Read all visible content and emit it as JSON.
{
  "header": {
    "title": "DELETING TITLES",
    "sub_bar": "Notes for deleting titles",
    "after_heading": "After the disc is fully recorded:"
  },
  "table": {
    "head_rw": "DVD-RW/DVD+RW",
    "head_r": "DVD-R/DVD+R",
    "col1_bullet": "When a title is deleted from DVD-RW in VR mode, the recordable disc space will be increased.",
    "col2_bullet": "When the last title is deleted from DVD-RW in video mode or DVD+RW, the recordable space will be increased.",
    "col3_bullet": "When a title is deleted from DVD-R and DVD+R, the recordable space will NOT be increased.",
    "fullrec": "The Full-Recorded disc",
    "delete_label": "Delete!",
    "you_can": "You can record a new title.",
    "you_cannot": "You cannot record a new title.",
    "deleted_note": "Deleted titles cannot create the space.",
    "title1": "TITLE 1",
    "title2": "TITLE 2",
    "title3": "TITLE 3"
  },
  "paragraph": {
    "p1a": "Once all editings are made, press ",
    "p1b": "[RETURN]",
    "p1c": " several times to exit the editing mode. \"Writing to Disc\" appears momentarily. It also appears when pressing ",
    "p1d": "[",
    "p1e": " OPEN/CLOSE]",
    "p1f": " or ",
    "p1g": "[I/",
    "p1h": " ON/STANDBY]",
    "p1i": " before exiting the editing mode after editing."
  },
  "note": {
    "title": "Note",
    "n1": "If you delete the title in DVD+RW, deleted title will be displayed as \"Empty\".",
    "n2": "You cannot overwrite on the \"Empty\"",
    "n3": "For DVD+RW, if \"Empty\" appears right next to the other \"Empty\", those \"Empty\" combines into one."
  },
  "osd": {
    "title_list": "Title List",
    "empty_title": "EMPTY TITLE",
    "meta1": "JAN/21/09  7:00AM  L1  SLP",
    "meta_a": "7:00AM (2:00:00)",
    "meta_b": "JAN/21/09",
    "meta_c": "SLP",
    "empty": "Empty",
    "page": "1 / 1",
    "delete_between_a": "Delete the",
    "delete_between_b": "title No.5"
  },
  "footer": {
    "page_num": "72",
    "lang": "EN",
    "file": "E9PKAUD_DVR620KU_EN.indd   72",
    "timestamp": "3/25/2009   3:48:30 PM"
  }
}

• **WRITTEN REQUEST**
Of the lines in the listing, how many hold the word "cannot"? Nothing but the number is needed.

• **SOLUTION FOR THIS TASK**
3